From the entries below, copy out every line with "сети" in it.

##### PROVIDED INFORMATION #####

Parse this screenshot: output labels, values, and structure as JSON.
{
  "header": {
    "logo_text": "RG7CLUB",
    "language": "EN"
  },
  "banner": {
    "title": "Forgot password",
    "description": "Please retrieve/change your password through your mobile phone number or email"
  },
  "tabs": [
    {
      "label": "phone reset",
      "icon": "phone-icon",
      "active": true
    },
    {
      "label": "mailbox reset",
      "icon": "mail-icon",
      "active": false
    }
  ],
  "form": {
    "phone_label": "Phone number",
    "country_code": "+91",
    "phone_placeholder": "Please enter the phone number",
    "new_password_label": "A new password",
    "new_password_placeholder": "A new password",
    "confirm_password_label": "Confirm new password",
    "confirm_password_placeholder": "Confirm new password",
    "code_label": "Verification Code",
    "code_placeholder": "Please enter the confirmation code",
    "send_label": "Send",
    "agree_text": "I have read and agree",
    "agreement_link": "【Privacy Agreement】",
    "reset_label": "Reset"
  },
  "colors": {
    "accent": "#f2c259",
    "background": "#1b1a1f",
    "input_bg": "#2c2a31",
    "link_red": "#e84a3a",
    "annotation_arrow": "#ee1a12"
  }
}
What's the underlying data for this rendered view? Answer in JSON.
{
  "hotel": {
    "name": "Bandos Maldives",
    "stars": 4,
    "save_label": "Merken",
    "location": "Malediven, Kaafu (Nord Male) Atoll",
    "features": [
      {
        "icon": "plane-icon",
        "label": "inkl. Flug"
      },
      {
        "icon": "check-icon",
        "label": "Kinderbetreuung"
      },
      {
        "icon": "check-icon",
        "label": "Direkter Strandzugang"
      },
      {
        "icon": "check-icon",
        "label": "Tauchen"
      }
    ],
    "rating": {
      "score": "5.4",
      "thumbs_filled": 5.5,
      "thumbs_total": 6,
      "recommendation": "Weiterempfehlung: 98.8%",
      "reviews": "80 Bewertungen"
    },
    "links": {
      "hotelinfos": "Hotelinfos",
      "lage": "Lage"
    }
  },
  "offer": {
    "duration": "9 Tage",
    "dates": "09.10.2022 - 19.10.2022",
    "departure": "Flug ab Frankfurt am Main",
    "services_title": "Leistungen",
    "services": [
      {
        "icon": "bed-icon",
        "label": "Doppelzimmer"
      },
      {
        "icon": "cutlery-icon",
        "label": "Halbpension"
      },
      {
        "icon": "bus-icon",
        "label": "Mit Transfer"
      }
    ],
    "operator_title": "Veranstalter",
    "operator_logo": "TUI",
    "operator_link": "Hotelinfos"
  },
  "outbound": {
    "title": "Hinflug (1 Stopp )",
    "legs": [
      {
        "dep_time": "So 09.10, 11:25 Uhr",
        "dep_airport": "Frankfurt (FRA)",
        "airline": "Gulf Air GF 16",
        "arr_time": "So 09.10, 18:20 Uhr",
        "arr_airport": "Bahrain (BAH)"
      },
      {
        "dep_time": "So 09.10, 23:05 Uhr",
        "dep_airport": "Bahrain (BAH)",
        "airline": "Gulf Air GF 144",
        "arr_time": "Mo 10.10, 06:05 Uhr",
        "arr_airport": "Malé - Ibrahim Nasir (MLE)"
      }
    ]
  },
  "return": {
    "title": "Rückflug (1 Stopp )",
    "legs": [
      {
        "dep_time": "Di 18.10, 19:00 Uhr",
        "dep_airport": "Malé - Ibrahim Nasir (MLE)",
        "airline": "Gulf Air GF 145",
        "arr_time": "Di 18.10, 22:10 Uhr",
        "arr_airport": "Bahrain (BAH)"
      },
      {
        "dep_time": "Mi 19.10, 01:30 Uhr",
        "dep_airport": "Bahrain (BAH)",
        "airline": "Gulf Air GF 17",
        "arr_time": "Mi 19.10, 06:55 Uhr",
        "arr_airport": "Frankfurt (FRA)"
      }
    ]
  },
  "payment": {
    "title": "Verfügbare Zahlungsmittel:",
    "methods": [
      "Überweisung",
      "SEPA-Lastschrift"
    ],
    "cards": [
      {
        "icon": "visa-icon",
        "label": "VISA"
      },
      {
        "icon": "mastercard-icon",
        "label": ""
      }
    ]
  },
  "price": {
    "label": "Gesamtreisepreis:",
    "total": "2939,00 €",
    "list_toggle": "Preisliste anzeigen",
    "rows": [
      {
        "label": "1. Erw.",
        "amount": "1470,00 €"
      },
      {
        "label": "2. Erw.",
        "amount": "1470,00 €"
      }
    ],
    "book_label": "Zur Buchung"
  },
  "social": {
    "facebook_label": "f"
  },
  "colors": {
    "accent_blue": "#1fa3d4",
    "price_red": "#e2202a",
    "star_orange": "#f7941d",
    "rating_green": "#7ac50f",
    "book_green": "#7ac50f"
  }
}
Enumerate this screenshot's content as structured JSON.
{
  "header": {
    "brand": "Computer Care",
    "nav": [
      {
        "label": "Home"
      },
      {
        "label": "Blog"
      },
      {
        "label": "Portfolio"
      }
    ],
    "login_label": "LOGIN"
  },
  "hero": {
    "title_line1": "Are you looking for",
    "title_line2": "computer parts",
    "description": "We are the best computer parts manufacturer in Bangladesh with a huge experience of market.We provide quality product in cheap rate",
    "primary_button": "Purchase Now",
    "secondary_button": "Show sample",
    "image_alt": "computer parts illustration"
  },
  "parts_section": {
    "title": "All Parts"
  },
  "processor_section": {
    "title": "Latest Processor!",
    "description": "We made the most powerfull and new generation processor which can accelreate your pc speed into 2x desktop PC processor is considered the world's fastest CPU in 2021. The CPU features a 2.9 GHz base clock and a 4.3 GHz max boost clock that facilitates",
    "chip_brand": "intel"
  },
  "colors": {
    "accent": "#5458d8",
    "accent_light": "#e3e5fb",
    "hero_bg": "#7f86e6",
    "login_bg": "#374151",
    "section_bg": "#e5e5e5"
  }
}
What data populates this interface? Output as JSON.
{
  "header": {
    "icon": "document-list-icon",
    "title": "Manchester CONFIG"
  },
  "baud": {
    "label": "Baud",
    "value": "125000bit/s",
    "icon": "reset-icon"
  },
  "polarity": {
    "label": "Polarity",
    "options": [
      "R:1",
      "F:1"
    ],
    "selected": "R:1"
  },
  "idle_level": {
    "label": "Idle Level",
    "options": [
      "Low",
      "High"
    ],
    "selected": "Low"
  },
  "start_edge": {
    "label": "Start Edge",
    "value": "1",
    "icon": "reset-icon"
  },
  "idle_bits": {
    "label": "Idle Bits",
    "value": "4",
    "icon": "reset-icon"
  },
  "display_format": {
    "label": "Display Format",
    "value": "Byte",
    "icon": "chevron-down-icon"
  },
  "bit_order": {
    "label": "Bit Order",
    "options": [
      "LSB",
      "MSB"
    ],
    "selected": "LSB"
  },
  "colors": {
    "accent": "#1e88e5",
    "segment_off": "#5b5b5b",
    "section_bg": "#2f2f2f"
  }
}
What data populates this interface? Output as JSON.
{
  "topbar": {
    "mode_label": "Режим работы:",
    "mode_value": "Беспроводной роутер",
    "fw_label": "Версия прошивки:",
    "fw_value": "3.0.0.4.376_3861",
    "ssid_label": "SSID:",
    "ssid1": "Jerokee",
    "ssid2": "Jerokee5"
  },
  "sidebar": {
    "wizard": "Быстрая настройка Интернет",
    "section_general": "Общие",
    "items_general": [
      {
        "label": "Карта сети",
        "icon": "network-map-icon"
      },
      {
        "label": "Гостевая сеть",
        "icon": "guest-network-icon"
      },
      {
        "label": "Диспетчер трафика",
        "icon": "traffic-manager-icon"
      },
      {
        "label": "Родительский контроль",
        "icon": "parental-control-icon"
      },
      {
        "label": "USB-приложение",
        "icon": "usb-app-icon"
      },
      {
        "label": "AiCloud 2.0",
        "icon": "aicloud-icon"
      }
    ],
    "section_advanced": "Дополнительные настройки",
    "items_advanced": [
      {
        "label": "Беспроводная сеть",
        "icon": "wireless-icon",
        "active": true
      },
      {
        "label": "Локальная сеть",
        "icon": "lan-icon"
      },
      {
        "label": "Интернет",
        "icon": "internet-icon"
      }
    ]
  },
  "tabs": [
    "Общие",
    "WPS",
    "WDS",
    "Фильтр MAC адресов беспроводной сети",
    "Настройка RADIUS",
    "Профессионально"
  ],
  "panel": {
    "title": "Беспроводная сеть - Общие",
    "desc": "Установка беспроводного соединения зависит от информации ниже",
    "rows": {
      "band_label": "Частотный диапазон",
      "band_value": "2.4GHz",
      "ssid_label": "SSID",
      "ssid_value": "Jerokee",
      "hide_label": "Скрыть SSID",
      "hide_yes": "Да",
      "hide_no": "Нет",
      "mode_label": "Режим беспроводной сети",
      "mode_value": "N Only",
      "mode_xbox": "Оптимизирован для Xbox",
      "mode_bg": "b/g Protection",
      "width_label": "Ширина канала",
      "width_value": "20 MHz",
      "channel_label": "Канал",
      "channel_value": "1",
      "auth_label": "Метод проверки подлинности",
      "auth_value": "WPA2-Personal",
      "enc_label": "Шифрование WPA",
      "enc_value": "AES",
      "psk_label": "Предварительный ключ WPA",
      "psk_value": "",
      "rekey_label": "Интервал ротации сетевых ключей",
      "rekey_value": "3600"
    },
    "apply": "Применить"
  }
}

#####

### EXPECTED ANSWER
        "label": "Карта сети",
    "Фильтр MAC адресов беспроводной сети",
      "mode_label": "Режим беспроводной сети",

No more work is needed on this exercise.